:: Set task ::
Retype nothing but the lines running from the line that contains "What text is on this page?" to the last line, both ends included, and skip every image.

· · ·

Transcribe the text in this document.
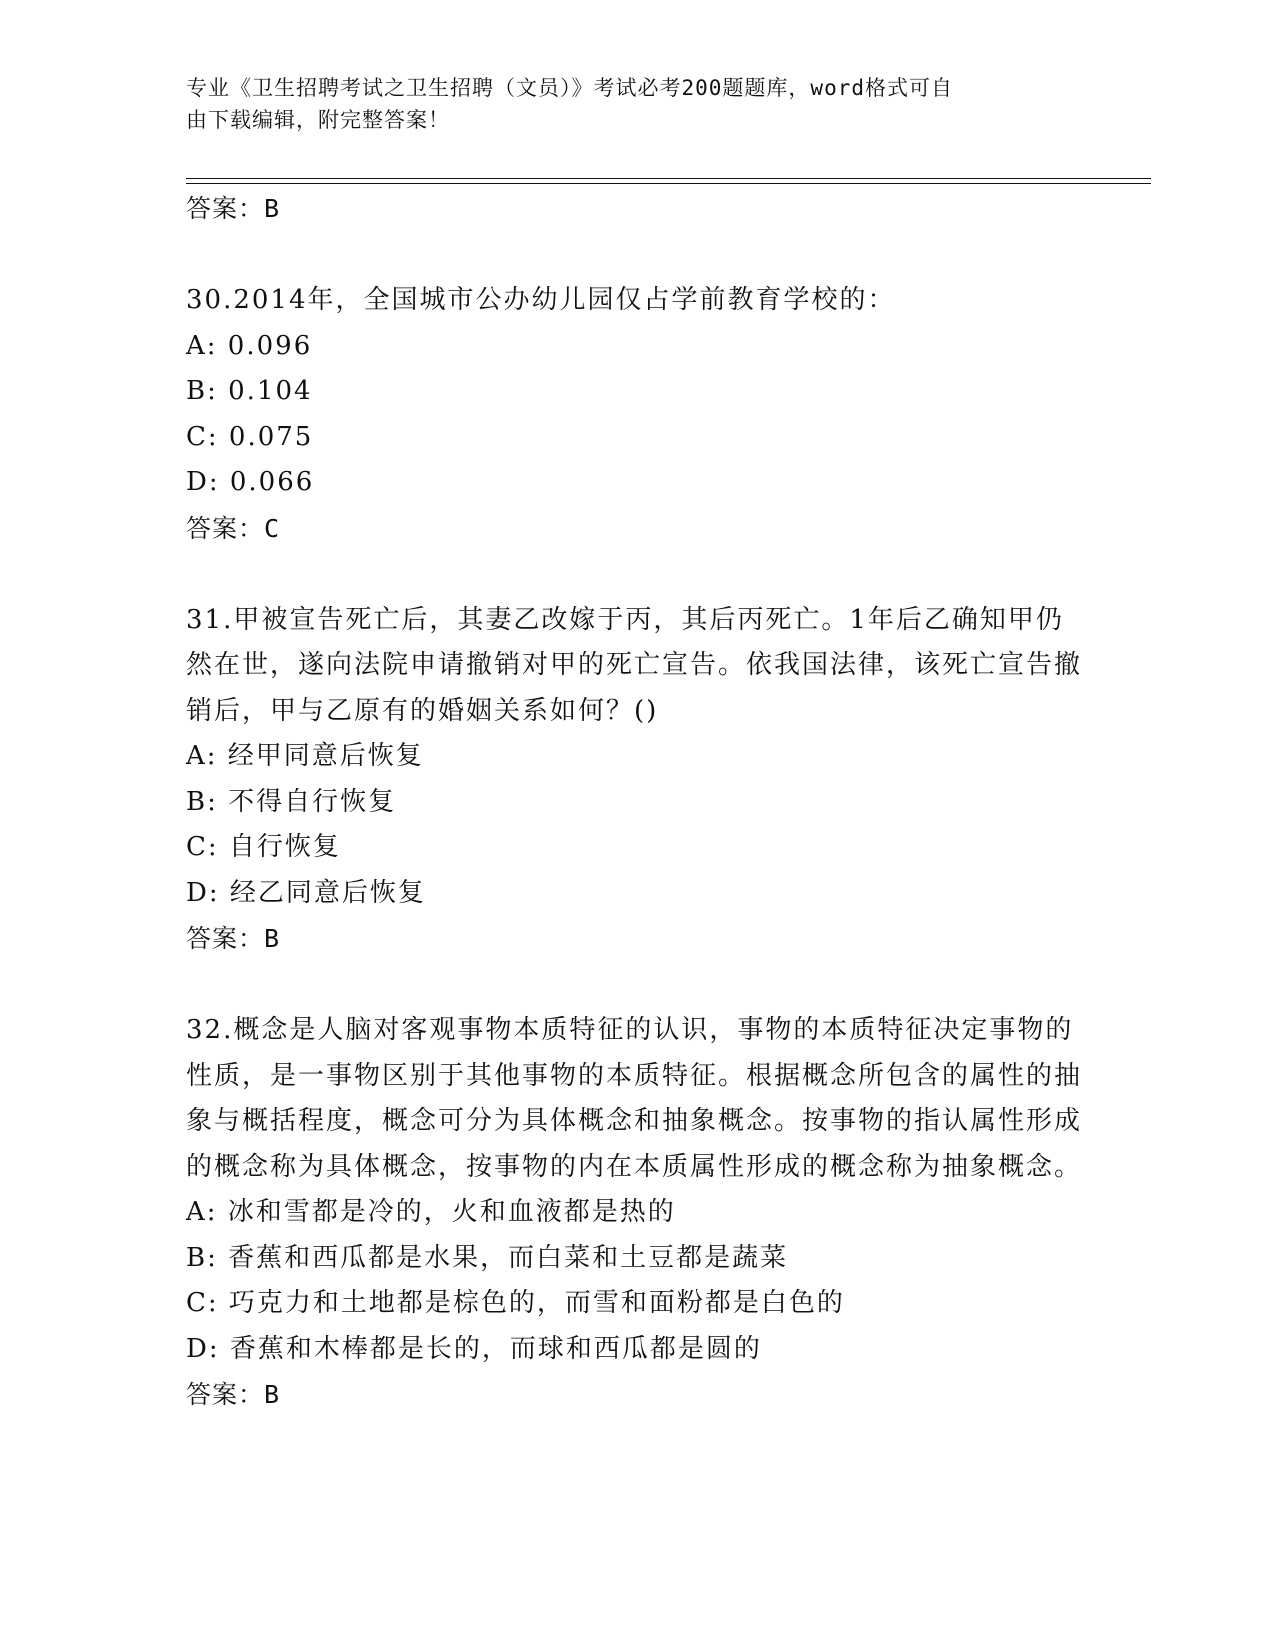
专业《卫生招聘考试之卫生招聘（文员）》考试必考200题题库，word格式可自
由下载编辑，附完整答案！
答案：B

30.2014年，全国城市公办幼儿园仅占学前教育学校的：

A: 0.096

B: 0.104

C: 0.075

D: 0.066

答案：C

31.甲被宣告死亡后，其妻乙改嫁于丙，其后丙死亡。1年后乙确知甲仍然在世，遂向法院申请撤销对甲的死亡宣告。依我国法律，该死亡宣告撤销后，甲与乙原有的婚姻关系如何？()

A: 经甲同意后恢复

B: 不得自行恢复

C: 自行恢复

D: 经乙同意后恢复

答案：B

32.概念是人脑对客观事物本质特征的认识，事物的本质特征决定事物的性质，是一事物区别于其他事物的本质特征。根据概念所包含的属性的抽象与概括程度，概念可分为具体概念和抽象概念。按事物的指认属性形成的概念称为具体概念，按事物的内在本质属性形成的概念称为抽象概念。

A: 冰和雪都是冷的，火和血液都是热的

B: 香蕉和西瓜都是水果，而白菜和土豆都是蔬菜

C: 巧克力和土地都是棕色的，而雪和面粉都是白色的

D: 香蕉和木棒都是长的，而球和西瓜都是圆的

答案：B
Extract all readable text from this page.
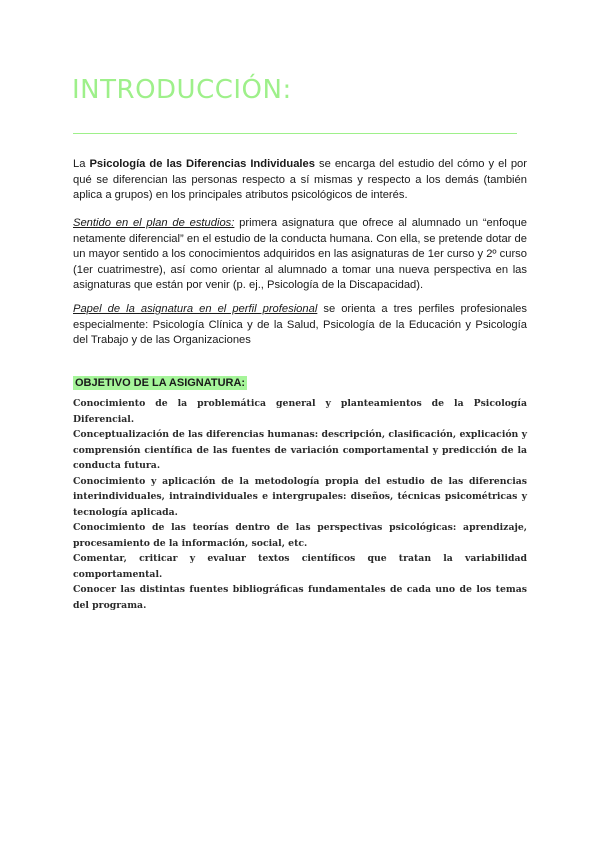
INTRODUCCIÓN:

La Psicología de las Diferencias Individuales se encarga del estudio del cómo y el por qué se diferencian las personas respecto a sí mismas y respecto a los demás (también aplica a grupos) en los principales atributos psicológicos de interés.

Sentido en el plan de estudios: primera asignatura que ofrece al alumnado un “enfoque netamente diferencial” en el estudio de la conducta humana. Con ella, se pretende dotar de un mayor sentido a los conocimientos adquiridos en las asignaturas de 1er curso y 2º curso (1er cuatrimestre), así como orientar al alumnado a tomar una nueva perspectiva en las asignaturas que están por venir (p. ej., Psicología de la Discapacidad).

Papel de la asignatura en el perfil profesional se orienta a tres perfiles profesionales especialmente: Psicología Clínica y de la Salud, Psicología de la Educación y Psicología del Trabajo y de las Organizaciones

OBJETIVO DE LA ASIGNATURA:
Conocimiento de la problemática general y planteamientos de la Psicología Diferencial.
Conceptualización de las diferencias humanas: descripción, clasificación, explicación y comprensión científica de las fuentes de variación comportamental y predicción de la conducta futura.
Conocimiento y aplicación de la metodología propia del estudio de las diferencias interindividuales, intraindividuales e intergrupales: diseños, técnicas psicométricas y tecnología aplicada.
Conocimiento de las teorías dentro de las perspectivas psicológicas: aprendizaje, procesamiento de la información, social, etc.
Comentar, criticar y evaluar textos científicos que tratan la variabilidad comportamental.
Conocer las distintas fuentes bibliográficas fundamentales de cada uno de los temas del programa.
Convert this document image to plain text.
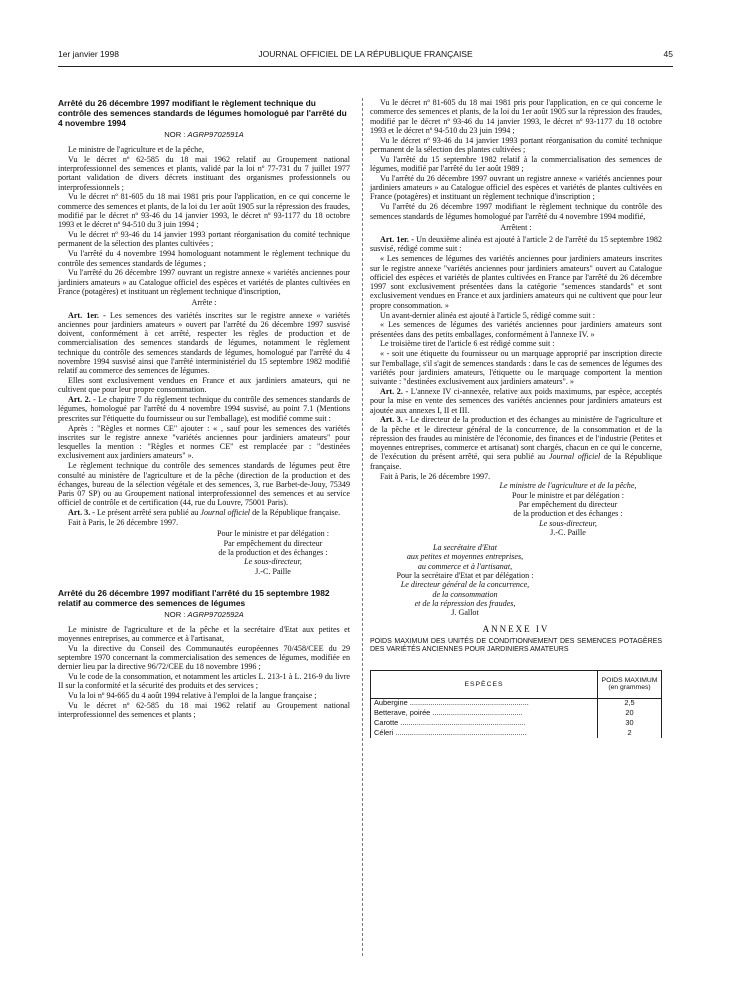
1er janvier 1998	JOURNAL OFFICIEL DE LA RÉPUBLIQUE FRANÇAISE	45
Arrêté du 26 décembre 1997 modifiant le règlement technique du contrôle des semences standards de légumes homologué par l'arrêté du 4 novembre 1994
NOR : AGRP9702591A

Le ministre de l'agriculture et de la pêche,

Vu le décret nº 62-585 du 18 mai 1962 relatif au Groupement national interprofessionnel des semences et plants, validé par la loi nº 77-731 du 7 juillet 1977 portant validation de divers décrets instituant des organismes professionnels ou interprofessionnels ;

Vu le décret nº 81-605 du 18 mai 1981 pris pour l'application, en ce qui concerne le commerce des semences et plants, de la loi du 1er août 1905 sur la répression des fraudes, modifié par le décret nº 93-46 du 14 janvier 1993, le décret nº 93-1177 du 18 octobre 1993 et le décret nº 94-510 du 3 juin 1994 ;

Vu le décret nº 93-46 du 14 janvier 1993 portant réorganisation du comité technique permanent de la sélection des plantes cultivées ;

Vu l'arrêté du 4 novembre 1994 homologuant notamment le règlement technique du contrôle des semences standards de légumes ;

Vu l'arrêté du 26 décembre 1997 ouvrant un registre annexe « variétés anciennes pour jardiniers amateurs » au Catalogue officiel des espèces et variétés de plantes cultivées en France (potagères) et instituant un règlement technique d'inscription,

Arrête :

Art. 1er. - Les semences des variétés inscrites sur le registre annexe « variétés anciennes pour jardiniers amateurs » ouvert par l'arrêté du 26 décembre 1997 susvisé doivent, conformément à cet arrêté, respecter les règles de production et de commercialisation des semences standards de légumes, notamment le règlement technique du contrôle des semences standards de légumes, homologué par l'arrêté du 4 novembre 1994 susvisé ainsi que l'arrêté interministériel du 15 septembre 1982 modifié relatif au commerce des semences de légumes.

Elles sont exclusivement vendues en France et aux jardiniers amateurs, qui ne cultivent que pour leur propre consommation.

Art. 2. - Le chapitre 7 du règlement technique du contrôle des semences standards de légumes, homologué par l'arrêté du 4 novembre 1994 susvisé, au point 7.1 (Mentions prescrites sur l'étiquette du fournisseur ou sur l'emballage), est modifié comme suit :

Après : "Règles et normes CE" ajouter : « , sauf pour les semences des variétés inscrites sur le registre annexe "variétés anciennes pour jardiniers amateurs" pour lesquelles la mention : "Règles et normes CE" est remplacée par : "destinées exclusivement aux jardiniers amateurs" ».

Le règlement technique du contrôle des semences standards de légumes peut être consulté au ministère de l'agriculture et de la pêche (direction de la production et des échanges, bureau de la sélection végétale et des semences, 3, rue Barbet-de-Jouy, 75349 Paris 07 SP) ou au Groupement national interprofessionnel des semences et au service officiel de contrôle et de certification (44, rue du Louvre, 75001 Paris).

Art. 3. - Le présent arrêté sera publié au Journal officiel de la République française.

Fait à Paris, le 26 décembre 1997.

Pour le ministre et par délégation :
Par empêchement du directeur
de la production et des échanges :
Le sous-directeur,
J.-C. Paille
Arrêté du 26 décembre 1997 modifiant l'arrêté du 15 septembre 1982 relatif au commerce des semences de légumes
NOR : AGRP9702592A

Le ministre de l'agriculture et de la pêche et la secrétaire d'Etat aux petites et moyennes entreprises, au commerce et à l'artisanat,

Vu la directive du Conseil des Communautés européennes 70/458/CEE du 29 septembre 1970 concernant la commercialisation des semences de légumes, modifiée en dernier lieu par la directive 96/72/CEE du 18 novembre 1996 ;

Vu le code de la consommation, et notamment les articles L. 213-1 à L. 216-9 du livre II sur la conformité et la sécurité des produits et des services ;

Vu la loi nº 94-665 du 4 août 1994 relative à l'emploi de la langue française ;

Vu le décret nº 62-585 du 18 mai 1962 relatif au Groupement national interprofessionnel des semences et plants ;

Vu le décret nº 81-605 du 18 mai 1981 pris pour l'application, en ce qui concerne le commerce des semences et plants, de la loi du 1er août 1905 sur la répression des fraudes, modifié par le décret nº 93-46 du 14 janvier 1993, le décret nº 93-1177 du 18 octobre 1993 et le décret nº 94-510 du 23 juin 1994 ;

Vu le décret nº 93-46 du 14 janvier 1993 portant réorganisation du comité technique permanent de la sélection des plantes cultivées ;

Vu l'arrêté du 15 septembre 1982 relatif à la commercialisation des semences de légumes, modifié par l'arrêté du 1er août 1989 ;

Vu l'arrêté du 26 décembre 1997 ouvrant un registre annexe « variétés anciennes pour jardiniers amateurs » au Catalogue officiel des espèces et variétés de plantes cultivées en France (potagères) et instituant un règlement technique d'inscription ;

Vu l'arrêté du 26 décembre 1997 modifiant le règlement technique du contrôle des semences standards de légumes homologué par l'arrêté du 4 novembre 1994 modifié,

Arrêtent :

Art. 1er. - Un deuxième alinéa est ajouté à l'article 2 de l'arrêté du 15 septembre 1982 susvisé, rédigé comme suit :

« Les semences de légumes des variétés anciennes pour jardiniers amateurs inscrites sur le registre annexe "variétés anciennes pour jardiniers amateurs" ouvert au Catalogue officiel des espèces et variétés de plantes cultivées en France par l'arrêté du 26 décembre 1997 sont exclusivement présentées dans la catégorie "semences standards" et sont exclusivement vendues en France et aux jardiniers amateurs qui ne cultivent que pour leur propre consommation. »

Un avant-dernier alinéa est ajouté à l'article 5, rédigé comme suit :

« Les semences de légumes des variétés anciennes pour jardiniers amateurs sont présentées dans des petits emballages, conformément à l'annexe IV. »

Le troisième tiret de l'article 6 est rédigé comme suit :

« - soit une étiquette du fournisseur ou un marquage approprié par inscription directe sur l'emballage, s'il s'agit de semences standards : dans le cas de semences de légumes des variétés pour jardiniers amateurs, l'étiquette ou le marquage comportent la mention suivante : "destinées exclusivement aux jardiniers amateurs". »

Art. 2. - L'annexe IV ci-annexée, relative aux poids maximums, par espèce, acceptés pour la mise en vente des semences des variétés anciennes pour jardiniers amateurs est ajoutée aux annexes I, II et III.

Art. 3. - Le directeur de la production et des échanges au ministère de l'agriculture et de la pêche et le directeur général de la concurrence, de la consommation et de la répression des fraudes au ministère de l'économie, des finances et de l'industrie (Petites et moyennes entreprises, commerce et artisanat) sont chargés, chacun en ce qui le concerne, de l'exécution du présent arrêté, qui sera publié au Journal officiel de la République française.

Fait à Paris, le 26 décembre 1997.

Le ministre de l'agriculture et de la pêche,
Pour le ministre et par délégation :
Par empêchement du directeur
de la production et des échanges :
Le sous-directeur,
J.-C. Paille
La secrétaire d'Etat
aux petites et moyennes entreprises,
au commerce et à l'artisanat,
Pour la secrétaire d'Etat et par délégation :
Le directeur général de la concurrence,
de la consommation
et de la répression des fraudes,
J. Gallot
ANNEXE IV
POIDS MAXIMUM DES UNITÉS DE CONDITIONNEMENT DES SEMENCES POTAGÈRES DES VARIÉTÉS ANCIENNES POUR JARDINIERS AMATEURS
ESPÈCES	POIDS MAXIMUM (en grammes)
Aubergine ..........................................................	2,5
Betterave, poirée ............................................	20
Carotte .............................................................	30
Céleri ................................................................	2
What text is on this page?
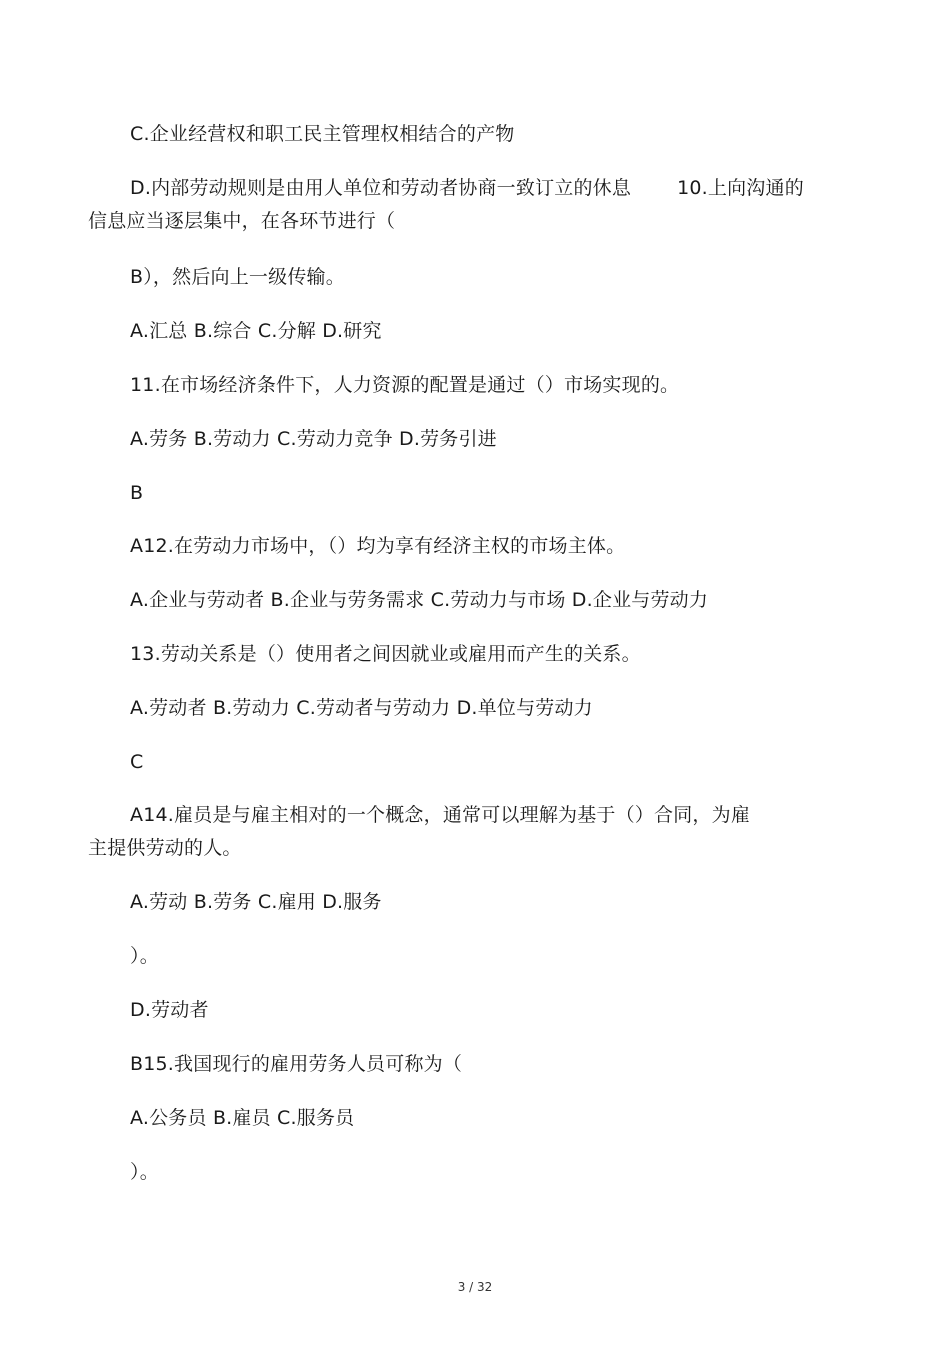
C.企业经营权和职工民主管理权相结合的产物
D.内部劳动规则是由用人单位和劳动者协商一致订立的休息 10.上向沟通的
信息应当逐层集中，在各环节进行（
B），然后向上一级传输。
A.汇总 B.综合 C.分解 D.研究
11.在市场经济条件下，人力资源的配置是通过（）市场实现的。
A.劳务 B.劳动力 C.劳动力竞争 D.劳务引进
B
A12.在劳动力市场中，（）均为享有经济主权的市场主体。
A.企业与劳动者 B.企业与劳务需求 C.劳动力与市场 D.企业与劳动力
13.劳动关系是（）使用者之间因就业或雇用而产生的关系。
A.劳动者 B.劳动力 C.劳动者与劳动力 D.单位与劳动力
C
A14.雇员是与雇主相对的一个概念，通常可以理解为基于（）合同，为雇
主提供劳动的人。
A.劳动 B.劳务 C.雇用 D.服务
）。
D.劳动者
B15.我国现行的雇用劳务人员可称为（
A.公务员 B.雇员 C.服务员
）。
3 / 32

· · ·

:: Task result ::
What text is on this page?
C.企业经营权和职工民主管理权相结合的产物
D.内部劳动规则是由用人单位和劳动者协商一致订立的休息 10.上向沟通的
信息应当逐层集中，在各环节进行（
B），然后向上一级传输。
A.汇总 B.综合 C.分解 D.研究
11.在市场经济条件下，人力资源的配置是通过（）市场实现的。
A.劳务 B.劳动力 C.劳动力竞争 D.劳务引进
B
A12.在劳动力市场中，（）均为享有经济主权的市场主体。
A.企业与劳动者 B.企业与劳务需求 C.劳动力与市场 D.企业与劳动力
13.劳动关系是（）使用者之间因就业或雇用而产生的关系。
A.劳动者 B.劳动力 C.劳动者与劳动力 D.单位与劳动力
C
A14.雇员是与雇主相对的一个概念，通常可以理解为基于（）合同，为雇
主提供劳动的人。
A.劳动 B.劳务 C.雇用 D.服务
）。
D.劳动者
B15.我国现行的雇用劳务人员可称为（
A.公务员 B.雇员 C.服务员
）。
3 / 32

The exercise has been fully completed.